- _PROBLEM_: Please reproduce each line of the data below exactly as shown.

Start of RECORD EXCERPTS

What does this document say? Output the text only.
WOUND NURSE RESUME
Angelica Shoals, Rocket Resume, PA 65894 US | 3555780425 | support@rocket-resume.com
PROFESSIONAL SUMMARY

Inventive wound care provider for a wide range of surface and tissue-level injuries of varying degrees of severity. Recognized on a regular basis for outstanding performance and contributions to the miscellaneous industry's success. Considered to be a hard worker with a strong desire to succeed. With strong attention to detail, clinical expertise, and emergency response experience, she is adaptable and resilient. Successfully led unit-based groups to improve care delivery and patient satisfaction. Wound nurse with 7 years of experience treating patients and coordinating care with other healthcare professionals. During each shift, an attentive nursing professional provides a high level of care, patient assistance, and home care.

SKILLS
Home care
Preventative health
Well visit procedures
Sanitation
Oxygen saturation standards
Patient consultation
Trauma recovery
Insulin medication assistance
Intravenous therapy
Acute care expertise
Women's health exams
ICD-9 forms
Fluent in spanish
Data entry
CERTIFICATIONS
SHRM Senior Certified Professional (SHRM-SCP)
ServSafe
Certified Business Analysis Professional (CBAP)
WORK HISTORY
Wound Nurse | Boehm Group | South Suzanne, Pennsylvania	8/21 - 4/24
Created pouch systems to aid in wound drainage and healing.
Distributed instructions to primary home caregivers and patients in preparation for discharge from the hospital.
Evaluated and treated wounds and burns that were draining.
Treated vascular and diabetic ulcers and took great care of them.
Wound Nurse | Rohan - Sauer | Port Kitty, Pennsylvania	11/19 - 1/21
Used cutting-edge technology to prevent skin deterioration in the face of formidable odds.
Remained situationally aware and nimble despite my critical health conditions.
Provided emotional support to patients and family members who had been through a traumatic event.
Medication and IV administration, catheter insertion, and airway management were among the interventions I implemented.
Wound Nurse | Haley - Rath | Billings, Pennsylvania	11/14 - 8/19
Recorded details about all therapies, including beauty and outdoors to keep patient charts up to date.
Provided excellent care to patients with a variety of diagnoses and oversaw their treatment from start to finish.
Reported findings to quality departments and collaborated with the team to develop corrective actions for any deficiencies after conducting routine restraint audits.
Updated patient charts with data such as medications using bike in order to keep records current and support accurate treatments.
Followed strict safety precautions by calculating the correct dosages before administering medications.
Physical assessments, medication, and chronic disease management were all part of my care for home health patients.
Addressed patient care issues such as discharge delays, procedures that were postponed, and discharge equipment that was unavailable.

End of RECORD EXCERPTS

- _EXERCISE ANSWER_:
What does this document say? Output the text only.
WOUND NURSE RESUME
Angelica Shoals, Rocket Resume, PA 65894 US | 3555780425 | support@rocket-resume.com
PROFESSIONAL SUMMARY

Inventive wound care provider for a wide range of surface and tissue-level injuries of varying degrees of severity. Recognized on a regular basis for outstanding performance and contributions to the miscellaneous industry's success. Considered to be a hard worker with a strong desire to succeed. With strong attention to detail, clinical expertise, and emergency response experience, she is adaptable and resilient. Successfully led unit-based groups to improve care delivery and patient satisfaction. Wound nurse with 7 years of experience treating patients and coordinating care with other healthcare professionals. During each shift, an attentive nursing professional provides a high level of care, patient assistance, and home care.

SKILLS
Home care
Preventative health
Well visit procedures
Sanitation
Oxygen saturation standards
Patient consultation
Trauma recovery
Insulin medication assistance
Intravenous therapy
Acute care expertise
Women's health exams
ICD-9 forms
Fluent in spanish
Data entry
CERTIFICATIONS
SHRM Senior Certified Professional (SHRM-SCP)
ServSafe
Certified Business Analysis Professional (CBAP)
WORK HISTORY
Wound Nurse | Boehm Group | South Suzanne, Pennsylvania	8/21 - 4/24
Created pouch systems to aid in wound drainage and healing.
Distributed instructions to primary home caregivers and patients in preparation for discharge from the hospital.
Evaluated and treated wounds and burns that were draining.
Treated vascular and diabetic ulcers and took great care of them.
Wound Nurse | Rohan - Sauer | Port Kitty, Pennsylvania	11/19 - 1/21
Used cutting-edge technology to prevent skin deterioration in the face of formidable odds.
Remained situationally aware and nimble despite my critical health conditions.
Provided emotional support to patients and family members who had been through a traumatic event.
Medication and IV administration, catheter insertion, and airway management were among the interventions I implemented.
Wound Nurse | Haley - Rath | Billings, Pennsylvania	11/14 - 8/19
Recorded details about all therapies, including beauty and outdoors to keep patient charts up to date.
Provided excellent care to patients with a variety of diagnoses and oversaw their treatment from start to finish.
Reported findings to quality departments and collaborated with the team to develop corrective actions for any deficiencies after conducting routine restraint audits.
Updated patient charts with data such as medications using bike in order to keep records current and support accurate treatments.
Followed strict safety precautions by calculating the correct dosages before administering medications.
Physical assessments, medication, and chronic disease management were all part of my care for home health patients.
Addressed patient care issues such as discharge delays, procedures that were postponed, and discharge equipment that was unavailable.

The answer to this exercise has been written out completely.